__TASK REQUIREMENTS__
Below is a listing; write it out exactly and drop any images from it.

__RECORDS PROVIDED__
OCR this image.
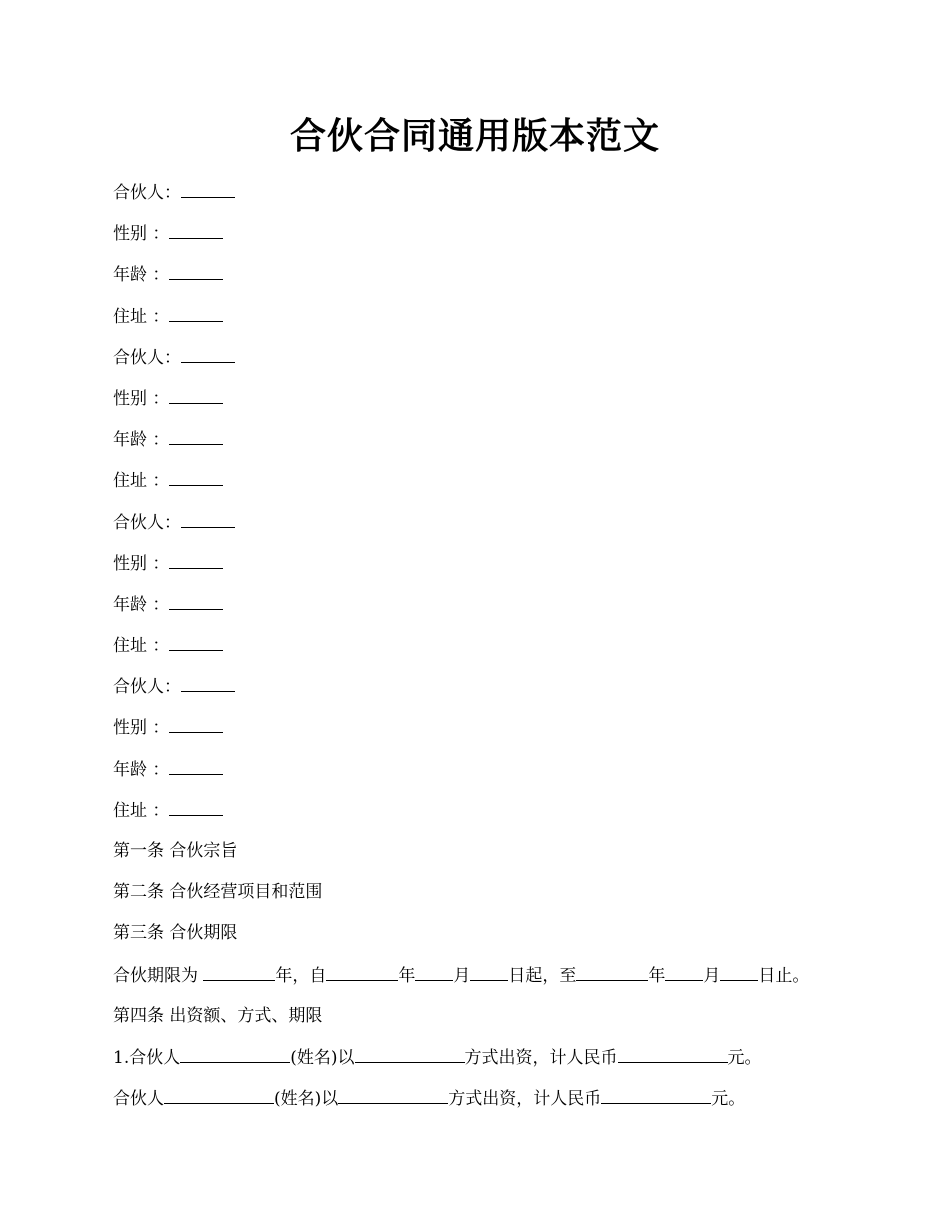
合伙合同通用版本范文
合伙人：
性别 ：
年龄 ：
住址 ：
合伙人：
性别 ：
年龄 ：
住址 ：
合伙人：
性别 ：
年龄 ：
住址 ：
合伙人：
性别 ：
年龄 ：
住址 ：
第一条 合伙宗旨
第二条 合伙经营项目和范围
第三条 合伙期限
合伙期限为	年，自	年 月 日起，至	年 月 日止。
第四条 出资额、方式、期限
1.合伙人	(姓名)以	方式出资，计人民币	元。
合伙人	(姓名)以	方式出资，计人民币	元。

__ANSWER TO THIS EXERCISE__
OCR this image.
合伙合同通用版本范文
合伙人：
性别 ：
年龄 ：
住址 ：
合伙人：
性别 ：
年龄 ：
住址 ：
合伙人：
性别 ：
年龄 ：
住址 ：
合伙人：
性别 ：
年龄 ：
住址 ：
第一条 合伙宗旨
第二条 合伙经营项目和范围
第三条 合伙期限
合伙期限为	年，自	年 月 日起，至	年 月 日止。
第四条 出资额、方式、期限
1.合伙人	(姓名)以	方式出资，计人民币	元。
合伙人	(姓名)以	方式出资，计人民币	元。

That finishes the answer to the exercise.